"""

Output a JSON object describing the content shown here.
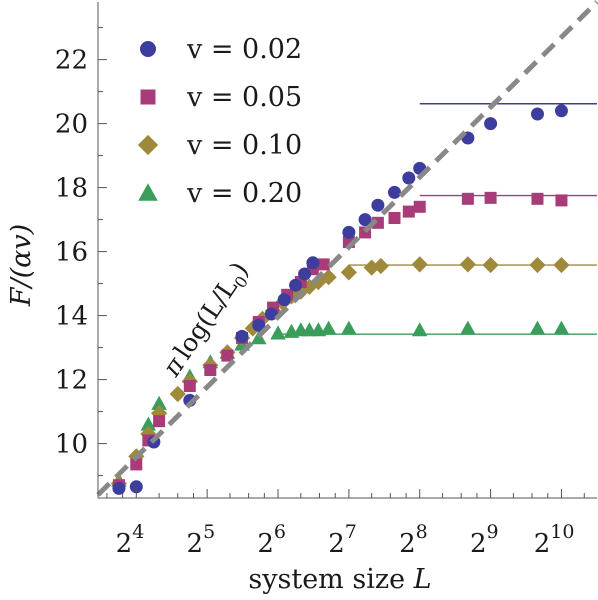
{
  "chart_data": {
    "type": "scatter",
    "title": "",
    "xlabel": {
      "prefix": "system size ",
      "var": "L"
    },
    "ylabel": {
      "text": "F/(αv)"
    },
    "x_scale": "log2",
    "xlim": [
      11.0,
      1450.0
    ],
    "ylim": [
      8.3,
      23.8
    ],
    "x_ticks": [
      {
        "value": 16,
        "base": "2",
        "exp": "4"
      },
      {
        "value": 32,
        "base": "2",
        "exp": "5"
      },
      {
        "value": 64,
        "base": "2",
        "exp": "6"
      },
      {
        "value": 128,
        "base": "2",
        "exp": "7"
      },
      {
        "value": 256,
        "base": "2",
        "exp": "8"
      },
      {
        "value": 512,
        "base": "2",
        "exp": "9"
      },
      {
        "value": 1024,
        "base": "2",
        "exp": "10"
      }
    ],
    "y_ticks": [
      10,
      12,
      14,
      16,
      18,
      20,
      22
    ],
    "legend": {
      "position": "top-left"
    },
    "reference_line": {
      "label": {
        "pi": "π",
        "pre": "log(L/L",
        "sub": "0",
        "post": ")"
      },
      "color": "#888888",
      "style": "dashed",
      "points": [
        [
          11.0,
          8.4
        ],
        [
          1450.0,
          23.8
        ]
      ]
    },
    "series": [
      {
        "name": "v = 0.02",
        "marker": "circle",
        "color": "#3d3d9e",
        "plateau": 20.62,
        "plateau_from": 256,
        "points": [
          [
            13.5,
            8.6
          ],
          [
            16,
            8.65
          ],
          [
            19,
            10.05
          ],
          [
            27,
            11.35
          ],
          [
            45,
            13.35
          ],
          [
            53,
            13.7
          ],
          [
            60,
            14.05
          ],
          [
            68,
            14.5
          ],
          [
            76,
            14.95
          ],
          [
            83,
            15.3
          ],
          [
            90,
            15.65
          ],
          [
            128,
            16.6
          ],
          [
            150,
            17.0
          ],
          [
            170,
            17.45
          ],
          [
            200,
            17.85
          ],
          [
            230,
            18.3
          ],
          [
            256,
            18.6
          ],
          [
            410,
            19.55
          ],
          [
            512,
            20.0
          ],
          [
            810,
            20.3
          ],
          [
            1024,
            20.4
          ]
        ]
      },
      {
        "name": "v = 0.05",
        "marker": "square",
        "color": "#a83c78",
        "plateau": 17.75,
        "plateau_from": 256,
        "points": [
          [
            13.5,
            8.7
          ],
          [
            16,
            9.35
          ],
          [
            18,
            10.1
          ],
          [
            20,
            10.7
          ],
          [
            27,
            11.8
          ],
          [
            33,
            12.3
          ],
          [
            39,
            12.75
          ],
          [
            45,
            13.3
          ],
          [
            53,
            13.8
          ],
          [
            61,
            14.25
          ],
          [
            70,
            14.65
          ],
          [
            80,
            15.05
          ],
          [
            90,
            15.45
          ],
          [
            100,
            15.6
          ],
          [
            128,
            16.3
          ],
          [
            150,
            16.6
          ],
          [
            170,
            16.9
          ],
          [
            200,
            17.05
          ],
          [
            230,
            17.25
          ],
          [
            256,
            17.4
          ],
          [
            410,
            17.65
          ],
          [
            512,
            17.68
          ],
          [
            810,
            17.65
          ],
          [
            1024,
            17.6
          ]
        ]
      },
      {
        "name": "v = 0.10",
        "marker": "diamond",
        "color": "#9e8a3a",
        "plateau": 15.58,
        "plateau_from": 128,
        "points": [
          [
            13.5,
            8.75
          ],
          [
            16,
            9.6
          ],
          [
            18,
            10.3
          ],
          [
            20,
            10.95
          ],
          [
            24,
            11.55
          ],
          [
            27,
            11.95
          ],
          [
            33,
            12.45
          ],
          [
            39,
            12.85
          ],
          [
            45,
            13.3
          ],
          [
            50,
            13.6
          ],
          [
            55,
            13.9
          ],
          [
            61,
            14.15
          ],
          [
            67,
            14.4
          ],
          [
            73,
            14.6
          ],
          [
            80,
            14.75
          ],
          [
            87,
            14.9
          ],
          [
            95,
            15.05
          ],
          [
            105,
            15.2
          ],
          [
            128,
            15.35
          ],
          [
            160,
            15.5
          ],
          [
            175,
            15.55
          ],
          [
            256,
            15.6
          ],
          [
            410,
            15.6
          ],
          [
            512,
            15.58
          ],
          [
            810,
            15.58
          ],
          [
            1024,
            15.58
          ]
        ]
      },
      {
        "name": "v = 0.20",
        "marker": "triangle",
        "color": "#3a9e5a",
        "plateau": 13.42,
        "plateau_from": 64,
        "points": [
          [
            13.5,
            8.85
          ],
          [
            18,
            10.6
          ],
          [
            20,
            11.25
          ],
          [
            27,
            12.1
          ],
          [
            33,
            12.55
          ],
          [
            39,
            12.85
          ],
          [
            45,
            13.1
          ],
          [
            53,
            13.3
          ],
          [
            64,
            13.45
          ],
          [
            73,
            13.5
          ],
          [
            80,
            13.55
          ],
          [
            87,
            13.55
          ],
          [
            95,
            13.55
          ],
          [
            105,
            13.6
          ],
          [
            128,
            13.6
          ],
          [
            256,
            13.55
          ],
          [
            410,
            13.6
          ],
          [
            810,
            13.6
          ],
          [
            1024,
            13.6
          ]
        ]
      }
    ]
  }
}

"""

> JOB
Copy every line above that holds the word "value".

> EXERCISE RESULT
        "value": 16,
        "value": 32,
        "value": 64,
        "value": 128,
        "value": 256,
        "value": 512,
        "value": 1024,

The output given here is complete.